Stored data:
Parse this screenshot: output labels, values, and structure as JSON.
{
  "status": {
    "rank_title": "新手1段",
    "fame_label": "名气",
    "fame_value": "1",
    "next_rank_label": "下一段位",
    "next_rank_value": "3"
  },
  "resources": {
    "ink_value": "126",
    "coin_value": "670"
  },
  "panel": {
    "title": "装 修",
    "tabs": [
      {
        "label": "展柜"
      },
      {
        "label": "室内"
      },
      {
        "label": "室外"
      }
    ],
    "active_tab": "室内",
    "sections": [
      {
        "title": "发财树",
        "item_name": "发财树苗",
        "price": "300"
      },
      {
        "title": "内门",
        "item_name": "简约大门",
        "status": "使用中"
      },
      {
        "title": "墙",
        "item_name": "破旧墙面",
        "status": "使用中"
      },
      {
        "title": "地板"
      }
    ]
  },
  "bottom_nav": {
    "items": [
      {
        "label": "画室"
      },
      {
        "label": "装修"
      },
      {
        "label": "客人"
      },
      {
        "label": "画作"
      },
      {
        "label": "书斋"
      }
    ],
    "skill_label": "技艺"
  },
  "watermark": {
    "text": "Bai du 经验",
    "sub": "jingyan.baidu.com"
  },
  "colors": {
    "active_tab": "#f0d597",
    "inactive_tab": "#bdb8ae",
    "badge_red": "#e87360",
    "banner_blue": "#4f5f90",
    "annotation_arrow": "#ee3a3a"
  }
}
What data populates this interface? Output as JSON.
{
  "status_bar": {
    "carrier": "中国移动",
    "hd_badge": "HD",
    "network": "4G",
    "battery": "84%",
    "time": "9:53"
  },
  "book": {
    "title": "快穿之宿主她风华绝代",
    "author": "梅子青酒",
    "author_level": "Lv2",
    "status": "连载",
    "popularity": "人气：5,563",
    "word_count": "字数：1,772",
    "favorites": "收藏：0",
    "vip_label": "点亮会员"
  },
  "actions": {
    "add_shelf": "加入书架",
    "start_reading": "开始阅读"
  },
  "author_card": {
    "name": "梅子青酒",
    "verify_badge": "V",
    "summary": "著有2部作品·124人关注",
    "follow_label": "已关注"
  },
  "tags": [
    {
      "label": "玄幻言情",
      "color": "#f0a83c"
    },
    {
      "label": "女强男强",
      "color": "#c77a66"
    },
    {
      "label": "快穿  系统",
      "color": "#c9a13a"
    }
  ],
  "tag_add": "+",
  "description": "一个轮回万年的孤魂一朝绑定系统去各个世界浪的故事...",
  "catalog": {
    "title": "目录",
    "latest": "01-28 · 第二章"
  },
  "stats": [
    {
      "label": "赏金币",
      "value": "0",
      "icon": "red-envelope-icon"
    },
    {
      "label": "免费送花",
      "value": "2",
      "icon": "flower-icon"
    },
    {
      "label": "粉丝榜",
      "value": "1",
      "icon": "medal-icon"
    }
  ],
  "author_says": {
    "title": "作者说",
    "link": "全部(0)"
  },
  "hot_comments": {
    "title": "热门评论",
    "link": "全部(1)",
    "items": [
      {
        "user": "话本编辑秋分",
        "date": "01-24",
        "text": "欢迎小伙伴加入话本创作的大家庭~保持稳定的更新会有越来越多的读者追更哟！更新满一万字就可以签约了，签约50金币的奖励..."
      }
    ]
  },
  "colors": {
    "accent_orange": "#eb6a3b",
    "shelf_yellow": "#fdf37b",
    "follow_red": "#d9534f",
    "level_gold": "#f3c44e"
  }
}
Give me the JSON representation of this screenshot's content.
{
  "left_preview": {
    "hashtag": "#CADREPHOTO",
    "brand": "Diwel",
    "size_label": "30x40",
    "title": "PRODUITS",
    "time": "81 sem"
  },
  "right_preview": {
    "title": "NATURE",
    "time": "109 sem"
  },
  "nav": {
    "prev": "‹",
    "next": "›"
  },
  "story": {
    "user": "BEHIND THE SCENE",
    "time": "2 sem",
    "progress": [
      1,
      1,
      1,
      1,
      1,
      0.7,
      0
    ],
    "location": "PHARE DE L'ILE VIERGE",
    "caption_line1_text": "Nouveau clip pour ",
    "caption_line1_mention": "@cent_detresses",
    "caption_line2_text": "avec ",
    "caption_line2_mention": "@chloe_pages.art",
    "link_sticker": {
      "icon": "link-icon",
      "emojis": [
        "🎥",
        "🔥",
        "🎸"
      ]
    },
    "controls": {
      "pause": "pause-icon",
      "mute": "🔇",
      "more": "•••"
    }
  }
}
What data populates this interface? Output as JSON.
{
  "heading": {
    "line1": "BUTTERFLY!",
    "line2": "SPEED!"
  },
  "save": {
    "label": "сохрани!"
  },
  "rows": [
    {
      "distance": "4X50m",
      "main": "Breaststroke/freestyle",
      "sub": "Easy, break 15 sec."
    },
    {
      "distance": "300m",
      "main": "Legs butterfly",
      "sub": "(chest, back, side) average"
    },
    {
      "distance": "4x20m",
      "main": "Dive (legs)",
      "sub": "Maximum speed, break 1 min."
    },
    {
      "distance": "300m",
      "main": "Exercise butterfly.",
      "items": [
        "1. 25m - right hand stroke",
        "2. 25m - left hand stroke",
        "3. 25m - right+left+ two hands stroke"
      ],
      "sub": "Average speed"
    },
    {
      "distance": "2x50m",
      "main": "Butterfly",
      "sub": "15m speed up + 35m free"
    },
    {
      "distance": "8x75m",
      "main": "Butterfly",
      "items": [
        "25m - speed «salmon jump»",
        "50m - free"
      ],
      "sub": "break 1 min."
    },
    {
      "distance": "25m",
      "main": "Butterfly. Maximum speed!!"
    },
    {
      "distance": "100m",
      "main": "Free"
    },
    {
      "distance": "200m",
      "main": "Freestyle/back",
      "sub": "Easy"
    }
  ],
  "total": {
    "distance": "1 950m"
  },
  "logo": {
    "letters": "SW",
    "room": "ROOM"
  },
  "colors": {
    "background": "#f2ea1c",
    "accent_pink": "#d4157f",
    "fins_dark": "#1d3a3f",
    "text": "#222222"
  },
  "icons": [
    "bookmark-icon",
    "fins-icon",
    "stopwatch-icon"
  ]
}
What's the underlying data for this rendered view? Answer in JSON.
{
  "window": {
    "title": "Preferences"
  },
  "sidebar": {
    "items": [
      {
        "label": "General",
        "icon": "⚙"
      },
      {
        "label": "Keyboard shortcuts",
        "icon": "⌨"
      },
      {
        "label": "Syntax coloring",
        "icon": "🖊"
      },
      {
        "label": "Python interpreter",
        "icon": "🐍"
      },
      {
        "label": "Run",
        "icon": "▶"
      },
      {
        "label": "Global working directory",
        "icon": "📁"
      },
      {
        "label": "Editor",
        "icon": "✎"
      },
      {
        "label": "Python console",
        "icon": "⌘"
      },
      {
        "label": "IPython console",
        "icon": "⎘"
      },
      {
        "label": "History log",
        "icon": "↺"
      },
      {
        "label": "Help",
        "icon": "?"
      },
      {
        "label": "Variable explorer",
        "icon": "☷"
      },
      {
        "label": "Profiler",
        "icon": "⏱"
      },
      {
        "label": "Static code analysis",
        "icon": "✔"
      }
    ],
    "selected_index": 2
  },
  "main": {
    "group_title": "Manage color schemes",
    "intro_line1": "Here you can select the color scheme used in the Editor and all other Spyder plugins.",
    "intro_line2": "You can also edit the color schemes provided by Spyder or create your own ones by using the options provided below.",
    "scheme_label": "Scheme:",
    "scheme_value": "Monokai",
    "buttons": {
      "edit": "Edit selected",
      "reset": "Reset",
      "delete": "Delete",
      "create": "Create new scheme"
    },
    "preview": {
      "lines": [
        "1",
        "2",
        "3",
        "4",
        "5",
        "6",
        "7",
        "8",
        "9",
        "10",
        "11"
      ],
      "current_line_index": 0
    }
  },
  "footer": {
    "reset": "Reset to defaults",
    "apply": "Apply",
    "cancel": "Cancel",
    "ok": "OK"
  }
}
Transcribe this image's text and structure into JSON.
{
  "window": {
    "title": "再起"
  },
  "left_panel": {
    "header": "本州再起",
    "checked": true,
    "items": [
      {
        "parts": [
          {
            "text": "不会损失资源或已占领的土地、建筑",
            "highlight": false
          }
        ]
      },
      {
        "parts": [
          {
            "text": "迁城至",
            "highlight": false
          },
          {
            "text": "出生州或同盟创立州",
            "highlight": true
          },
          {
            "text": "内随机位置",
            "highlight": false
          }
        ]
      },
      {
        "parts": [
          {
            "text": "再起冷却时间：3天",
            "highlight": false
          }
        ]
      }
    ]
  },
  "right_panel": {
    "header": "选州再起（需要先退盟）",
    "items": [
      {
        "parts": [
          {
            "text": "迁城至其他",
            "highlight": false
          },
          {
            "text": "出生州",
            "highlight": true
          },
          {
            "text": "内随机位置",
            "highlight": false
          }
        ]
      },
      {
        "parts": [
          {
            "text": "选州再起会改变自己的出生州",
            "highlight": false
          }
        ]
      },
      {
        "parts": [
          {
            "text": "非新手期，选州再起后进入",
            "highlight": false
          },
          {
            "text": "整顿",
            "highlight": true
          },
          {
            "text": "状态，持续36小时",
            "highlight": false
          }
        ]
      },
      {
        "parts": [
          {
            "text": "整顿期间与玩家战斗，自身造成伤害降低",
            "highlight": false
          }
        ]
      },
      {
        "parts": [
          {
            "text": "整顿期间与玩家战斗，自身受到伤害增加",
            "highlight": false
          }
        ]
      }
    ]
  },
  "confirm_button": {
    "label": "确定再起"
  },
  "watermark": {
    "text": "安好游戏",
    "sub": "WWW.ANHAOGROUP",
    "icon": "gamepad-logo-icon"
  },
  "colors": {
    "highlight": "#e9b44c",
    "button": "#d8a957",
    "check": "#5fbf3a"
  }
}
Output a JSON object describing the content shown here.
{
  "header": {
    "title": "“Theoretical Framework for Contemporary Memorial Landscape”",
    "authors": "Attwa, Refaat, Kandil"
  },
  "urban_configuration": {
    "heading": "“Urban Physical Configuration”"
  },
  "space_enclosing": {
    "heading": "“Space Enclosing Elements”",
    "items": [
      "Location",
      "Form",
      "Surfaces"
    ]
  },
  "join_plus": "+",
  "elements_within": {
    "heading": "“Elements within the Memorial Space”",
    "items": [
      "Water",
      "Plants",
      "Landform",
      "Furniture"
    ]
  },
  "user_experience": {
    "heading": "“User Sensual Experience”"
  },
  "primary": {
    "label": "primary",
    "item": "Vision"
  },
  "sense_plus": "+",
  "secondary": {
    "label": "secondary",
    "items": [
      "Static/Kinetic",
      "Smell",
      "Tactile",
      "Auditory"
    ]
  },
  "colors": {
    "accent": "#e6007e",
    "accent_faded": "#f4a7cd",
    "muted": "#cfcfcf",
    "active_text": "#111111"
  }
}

Instructions for the task:
Go through the material and select each line with the string "Spyder" in it.

Result below:
    "intro_line1": "Here you can select the color scheme used in the Editor and all other Spyder plugins.",
    "intro_line2": "You can also edit the color schemes provided by Spyder or create your own ones by using the options provided below.",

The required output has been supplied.